** BEGIN Data **
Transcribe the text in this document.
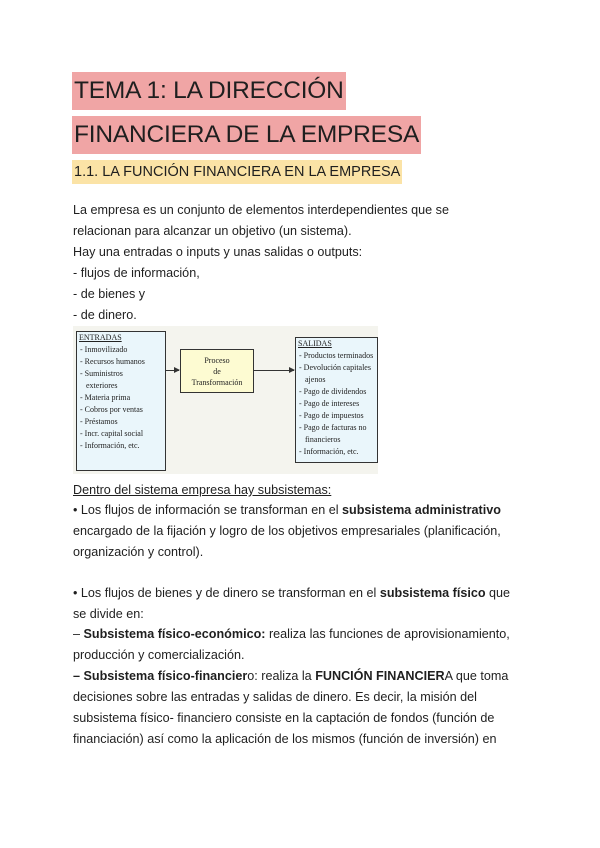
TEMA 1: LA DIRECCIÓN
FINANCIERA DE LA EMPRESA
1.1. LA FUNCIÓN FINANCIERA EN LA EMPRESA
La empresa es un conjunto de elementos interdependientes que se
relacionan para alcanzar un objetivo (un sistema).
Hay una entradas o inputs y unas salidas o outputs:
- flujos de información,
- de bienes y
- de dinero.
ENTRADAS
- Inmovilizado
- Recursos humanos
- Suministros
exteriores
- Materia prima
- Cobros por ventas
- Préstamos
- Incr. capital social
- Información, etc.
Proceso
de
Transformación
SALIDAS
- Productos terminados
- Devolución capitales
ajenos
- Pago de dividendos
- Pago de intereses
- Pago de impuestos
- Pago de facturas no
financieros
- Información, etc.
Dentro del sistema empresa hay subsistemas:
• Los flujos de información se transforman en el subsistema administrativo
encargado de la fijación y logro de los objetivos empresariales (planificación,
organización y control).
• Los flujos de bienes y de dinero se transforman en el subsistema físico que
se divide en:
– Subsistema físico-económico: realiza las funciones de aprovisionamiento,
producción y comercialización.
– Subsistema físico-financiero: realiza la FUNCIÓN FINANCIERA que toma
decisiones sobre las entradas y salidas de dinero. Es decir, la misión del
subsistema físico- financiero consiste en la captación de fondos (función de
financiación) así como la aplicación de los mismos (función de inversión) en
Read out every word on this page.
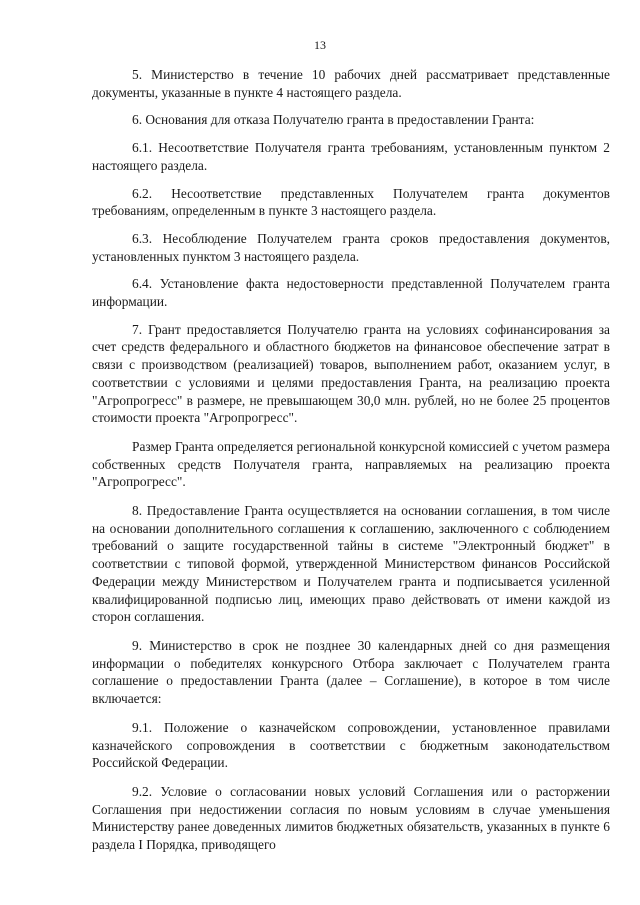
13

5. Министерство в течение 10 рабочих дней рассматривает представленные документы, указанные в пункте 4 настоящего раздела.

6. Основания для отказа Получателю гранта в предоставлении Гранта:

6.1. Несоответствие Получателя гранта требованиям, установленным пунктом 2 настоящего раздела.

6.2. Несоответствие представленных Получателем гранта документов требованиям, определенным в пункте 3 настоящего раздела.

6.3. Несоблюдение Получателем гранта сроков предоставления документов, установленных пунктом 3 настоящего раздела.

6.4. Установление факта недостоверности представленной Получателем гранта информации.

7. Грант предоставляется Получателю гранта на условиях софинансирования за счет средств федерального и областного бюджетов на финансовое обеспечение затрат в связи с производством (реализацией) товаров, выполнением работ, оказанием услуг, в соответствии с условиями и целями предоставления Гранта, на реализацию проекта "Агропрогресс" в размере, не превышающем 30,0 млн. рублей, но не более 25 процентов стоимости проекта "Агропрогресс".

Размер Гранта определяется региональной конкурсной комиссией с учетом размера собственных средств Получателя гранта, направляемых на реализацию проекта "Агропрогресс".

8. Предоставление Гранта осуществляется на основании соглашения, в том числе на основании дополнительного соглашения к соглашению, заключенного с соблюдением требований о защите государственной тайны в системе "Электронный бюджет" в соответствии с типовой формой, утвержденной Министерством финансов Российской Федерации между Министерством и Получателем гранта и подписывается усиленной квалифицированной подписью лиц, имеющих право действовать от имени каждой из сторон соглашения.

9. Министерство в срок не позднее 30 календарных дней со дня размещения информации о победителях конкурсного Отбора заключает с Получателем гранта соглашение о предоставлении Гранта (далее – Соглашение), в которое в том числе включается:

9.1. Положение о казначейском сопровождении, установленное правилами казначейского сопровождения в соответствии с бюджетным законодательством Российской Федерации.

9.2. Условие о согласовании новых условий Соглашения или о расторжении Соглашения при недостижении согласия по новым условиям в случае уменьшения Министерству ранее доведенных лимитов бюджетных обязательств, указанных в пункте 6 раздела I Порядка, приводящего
** END Data **
** BEGIN Data **
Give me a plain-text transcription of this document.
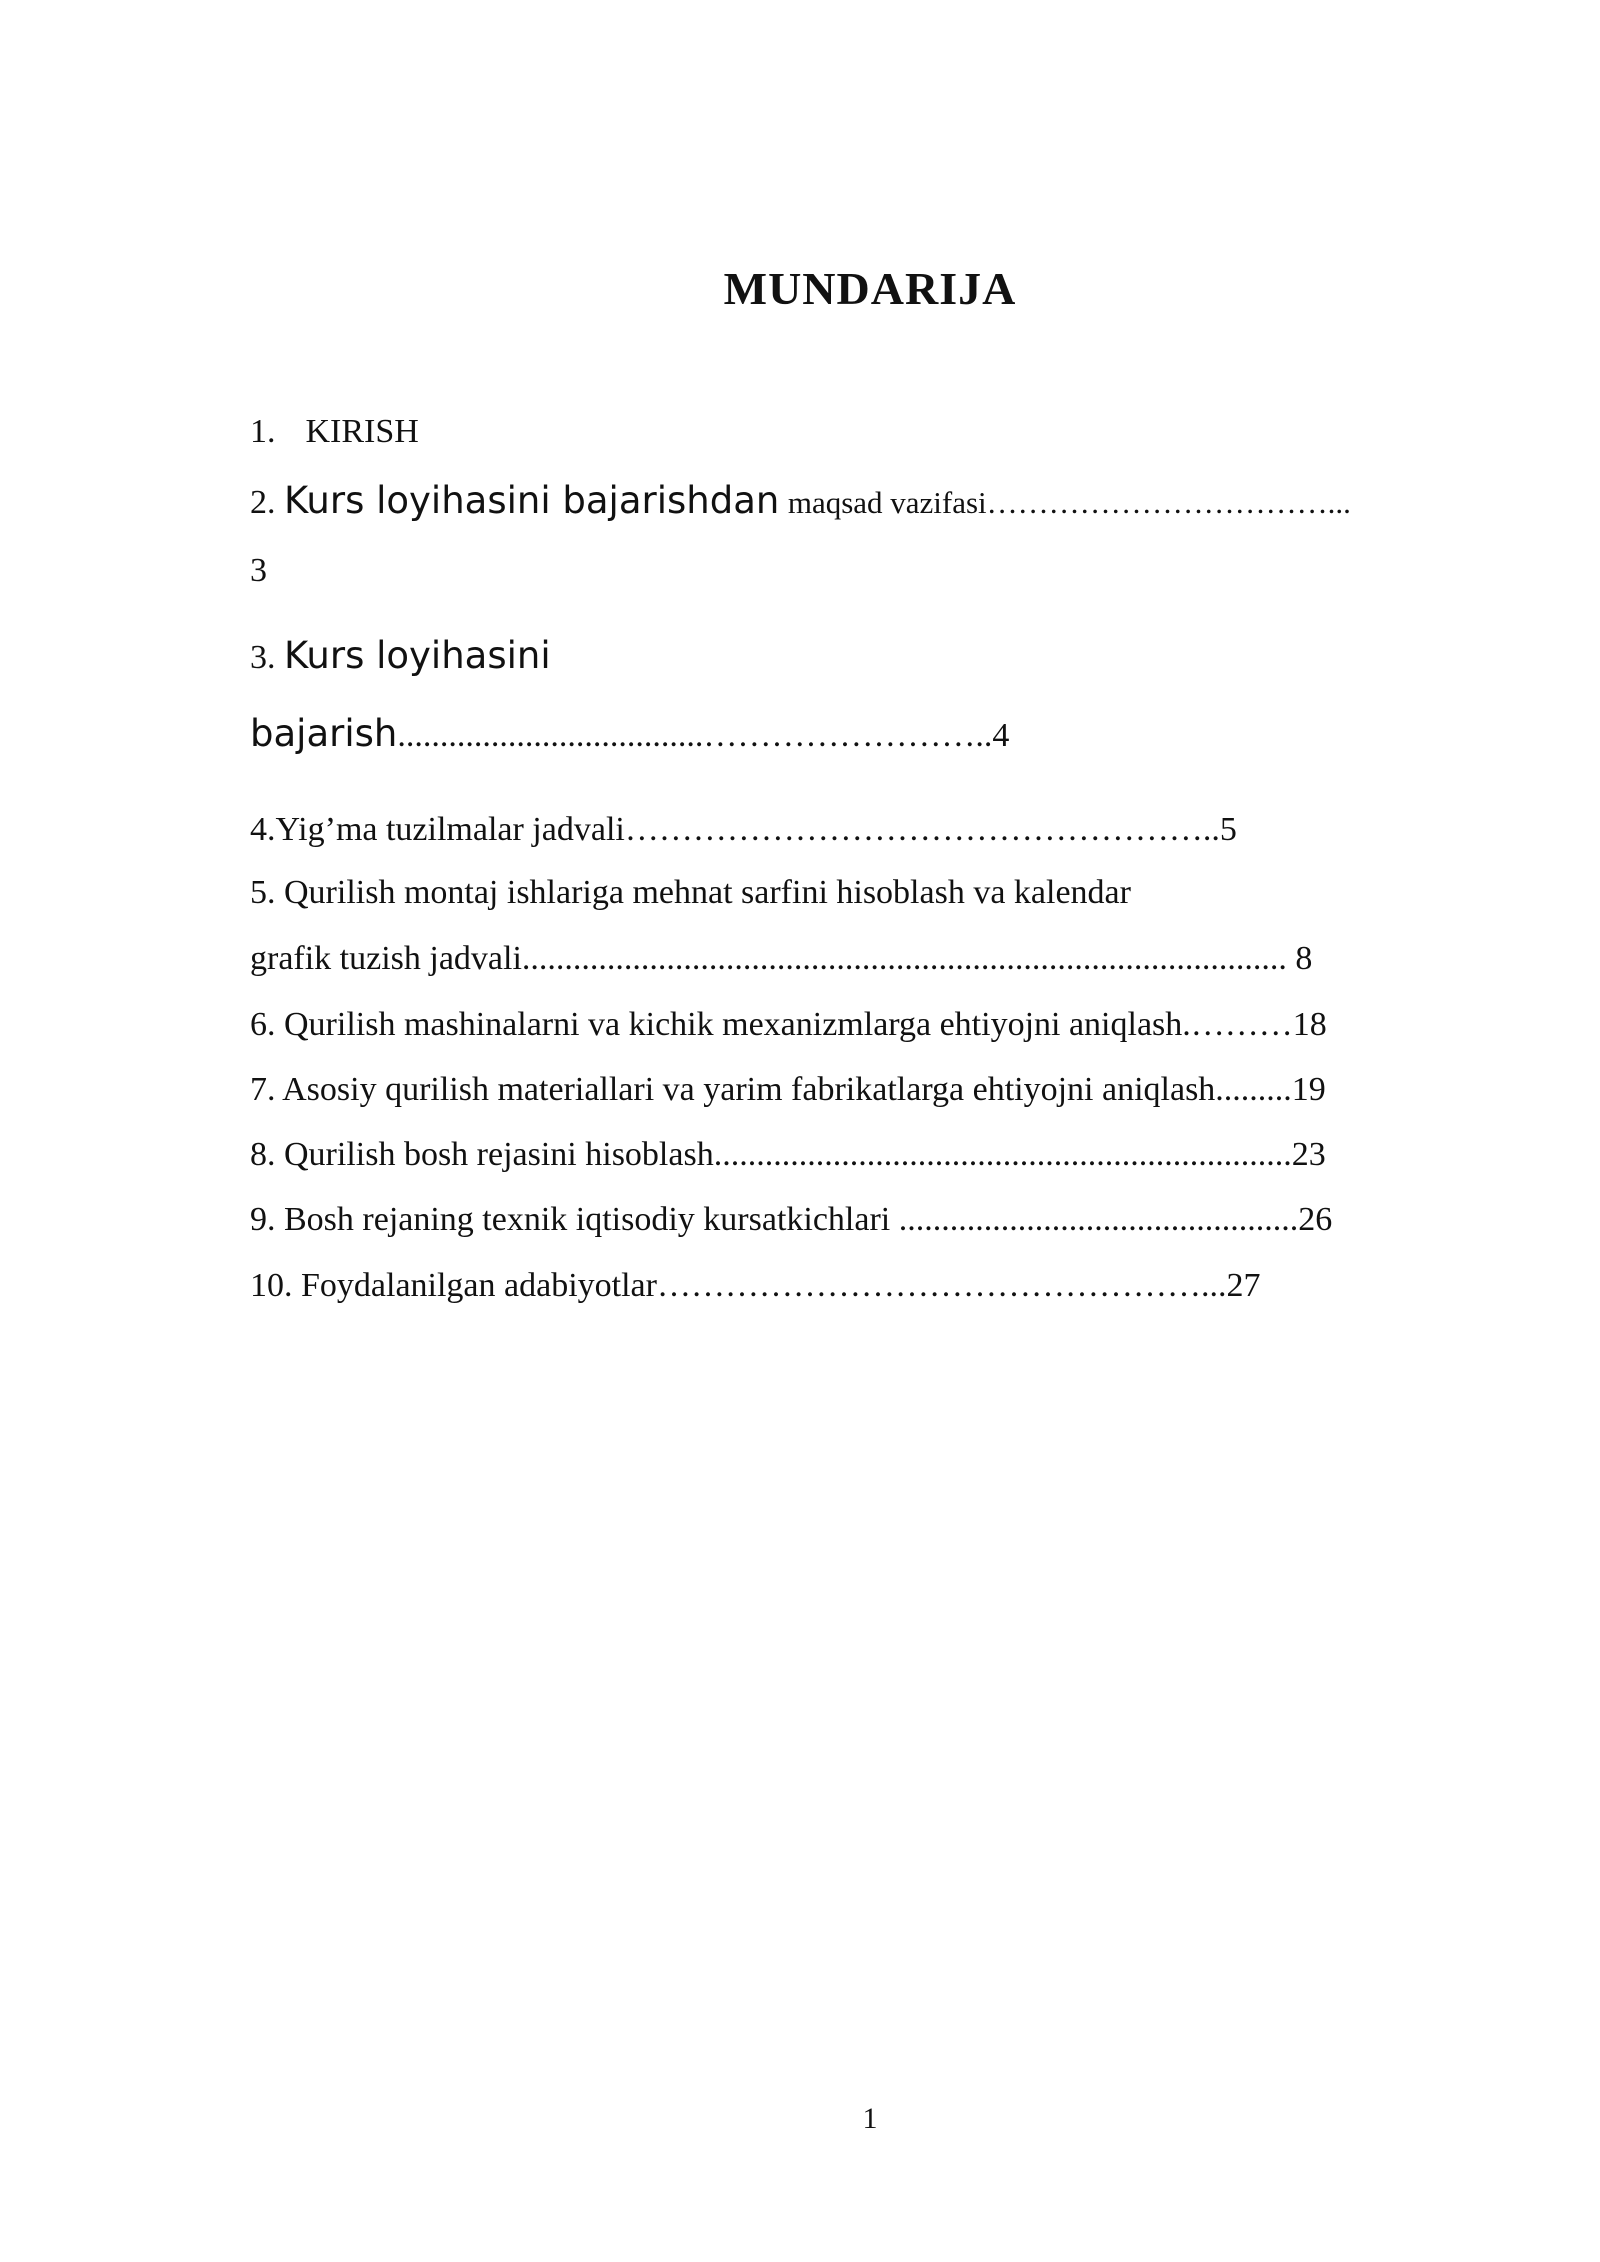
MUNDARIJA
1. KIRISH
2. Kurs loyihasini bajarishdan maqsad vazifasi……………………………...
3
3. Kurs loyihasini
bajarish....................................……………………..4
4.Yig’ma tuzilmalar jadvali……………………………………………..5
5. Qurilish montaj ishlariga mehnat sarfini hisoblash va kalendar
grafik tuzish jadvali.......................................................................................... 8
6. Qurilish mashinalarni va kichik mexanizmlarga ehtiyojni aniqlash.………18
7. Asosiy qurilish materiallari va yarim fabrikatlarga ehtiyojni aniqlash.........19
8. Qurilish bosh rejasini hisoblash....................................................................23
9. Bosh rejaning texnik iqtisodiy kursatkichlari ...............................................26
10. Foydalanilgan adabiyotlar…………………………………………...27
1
** END Data **
Instructions to follow:
Write out each line of the data that holds the string "информации".

Response for this exercise:
6.4. Установление факта недостоверности представленной Получателем гранта информации.
9. Министерство в срок не позднее 30 календарных дней со дня размещения информации о победителях конкурсного Отбора заключает с Получателем гранта соглашение о предоставлении Гранта (далее – Соглашение), в которое в том числе включается:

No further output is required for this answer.